# Start of Information given

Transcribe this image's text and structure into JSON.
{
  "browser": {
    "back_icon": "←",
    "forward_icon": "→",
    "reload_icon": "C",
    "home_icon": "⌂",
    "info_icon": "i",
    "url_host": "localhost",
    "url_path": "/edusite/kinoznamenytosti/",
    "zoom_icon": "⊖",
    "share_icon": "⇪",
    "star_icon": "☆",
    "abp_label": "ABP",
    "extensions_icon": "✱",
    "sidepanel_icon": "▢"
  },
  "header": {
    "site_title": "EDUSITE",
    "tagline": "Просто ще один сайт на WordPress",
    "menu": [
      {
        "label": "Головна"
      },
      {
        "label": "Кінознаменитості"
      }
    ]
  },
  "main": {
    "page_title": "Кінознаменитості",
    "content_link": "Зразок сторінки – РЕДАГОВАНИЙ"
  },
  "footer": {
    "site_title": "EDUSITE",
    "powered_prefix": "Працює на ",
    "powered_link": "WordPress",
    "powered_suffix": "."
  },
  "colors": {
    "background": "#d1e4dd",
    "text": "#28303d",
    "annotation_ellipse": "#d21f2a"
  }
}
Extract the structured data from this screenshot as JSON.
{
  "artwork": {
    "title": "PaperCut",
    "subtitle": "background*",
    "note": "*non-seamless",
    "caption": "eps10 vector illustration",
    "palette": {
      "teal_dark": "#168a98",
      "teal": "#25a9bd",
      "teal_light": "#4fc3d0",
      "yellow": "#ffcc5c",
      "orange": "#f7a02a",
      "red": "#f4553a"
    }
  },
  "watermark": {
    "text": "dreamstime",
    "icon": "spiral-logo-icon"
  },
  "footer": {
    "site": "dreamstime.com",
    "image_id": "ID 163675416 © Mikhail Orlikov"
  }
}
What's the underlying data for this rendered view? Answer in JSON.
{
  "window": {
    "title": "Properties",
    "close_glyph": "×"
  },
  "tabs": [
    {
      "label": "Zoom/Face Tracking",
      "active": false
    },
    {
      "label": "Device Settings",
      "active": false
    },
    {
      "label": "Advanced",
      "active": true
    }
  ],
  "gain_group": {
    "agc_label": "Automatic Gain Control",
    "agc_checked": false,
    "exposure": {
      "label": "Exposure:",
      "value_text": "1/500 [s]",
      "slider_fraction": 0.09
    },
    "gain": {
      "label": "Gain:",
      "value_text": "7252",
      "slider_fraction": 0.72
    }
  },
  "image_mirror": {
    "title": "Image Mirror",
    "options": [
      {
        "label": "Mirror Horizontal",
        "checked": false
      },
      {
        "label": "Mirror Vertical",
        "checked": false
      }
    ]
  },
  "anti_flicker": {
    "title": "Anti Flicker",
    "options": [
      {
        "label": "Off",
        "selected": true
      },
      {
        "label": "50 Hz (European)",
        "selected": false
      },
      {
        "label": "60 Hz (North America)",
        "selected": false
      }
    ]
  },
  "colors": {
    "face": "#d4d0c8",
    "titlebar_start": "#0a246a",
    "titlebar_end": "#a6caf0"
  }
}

# End of Information given

— Task details —
Pull out the lines above in which the word "dreamstime" appears.

— Answer to the exercise —
    "text": "dreamstime",
    "site": "dreamstime.com",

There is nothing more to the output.